---------- The records ----------

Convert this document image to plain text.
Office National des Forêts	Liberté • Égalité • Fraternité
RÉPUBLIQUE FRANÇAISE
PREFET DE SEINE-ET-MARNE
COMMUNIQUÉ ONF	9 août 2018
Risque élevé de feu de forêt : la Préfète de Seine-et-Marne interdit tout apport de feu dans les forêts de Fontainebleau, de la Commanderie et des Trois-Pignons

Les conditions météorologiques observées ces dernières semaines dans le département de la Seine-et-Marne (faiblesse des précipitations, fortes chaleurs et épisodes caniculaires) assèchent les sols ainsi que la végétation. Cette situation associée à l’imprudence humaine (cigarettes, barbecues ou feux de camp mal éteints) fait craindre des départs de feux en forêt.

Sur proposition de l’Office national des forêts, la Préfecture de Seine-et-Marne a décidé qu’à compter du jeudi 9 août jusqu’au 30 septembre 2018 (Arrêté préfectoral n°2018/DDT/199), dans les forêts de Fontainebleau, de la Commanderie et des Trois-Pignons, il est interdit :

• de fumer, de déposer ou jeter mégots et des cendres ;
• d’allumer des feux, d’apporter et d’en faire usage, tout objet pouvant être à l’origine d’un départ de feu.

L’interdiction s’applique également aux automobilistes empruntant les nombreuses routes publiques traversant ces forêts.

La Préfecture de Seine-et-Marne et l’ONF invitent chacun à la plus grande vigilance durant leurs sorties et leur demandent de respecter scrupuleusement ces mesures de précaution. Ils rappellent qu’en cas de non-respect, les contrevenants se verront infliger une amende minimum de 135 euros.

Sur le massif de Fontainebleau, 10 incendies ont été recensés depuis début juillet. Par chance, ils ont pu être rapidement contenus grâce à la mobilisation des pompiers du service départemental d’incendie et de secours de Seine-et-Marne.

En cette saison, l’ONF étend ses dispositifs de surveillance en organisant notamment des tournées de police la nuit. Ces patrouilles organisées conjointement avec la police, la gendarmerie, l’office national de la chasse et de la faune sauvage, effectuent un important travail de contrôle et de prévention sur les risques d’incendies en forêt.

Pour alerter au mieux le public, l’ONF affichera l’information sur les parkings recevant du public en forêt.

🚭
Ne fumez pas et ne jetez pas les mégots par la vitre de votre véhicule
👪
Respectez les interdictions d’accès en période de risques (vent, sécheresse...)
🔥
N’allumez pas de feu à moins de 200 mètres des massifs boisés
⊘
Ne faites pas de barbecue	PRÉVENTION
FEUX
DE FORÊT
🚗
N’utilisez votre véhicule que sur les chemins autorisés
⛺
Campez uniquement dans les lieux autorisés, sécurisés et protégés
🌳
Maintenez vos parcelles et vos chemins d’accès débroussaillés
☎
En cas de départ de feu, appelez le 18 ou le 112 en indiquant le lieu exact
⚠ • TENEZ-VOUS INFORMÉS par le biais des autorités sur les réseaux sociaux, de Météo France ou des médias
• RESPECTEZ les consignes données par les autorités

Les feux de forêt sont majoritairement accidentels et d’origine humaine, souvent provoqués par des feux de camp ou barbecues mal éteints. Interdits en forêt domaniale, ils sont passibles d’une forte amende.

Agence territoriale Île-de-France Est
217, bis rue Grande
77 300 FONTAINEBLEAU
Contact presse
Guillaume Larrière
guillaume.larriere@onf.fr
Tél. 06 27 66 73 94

----------
---------- The records ----------

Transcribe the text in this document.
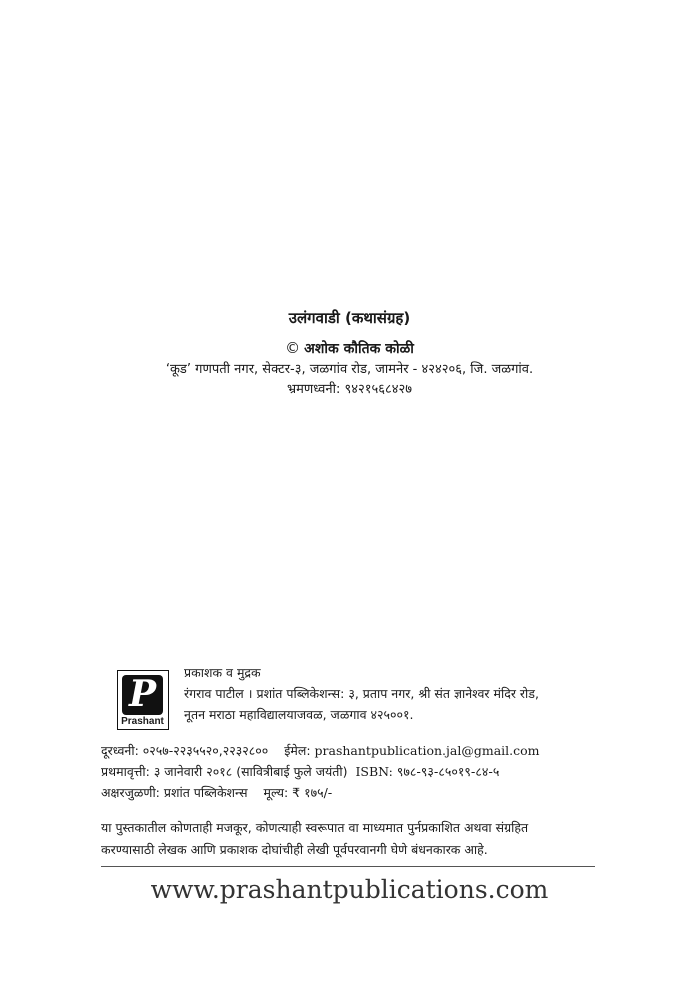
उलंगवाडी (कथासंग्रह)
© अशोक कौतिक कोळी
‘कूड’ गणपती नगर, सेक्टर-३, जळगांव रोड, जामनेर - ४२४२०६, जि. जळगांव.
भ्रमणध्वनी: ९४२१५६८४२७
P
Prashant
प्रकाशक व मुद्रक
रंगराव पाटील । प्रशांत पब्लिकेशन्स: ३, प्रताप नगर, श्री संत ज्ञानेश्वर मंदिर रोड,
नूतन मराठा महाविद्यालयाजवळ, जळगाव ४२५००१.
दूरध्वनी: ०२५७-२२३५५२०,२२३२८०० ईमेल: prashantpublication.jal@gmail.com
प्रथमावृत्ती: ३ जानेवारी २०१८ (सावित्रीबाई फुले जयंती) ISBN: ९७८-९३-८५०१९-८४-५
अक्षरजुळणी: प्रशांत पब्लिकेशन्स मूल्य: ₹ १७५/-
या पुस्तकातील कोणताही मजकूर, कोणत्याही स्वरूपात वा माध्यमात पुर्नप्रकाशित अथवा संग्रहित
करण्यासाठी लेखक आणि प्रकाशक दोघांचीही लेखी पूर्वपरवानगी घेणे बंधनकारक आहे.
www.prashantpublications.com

----------

Exercise brief -> Copy each line of the listing that includes "accès".

Task solution ->
Respectez les interdictions d’accès en période de risques (vent, sécheresse...)
Maintenez vos parcelles et vos chemins d’accès débroussaillés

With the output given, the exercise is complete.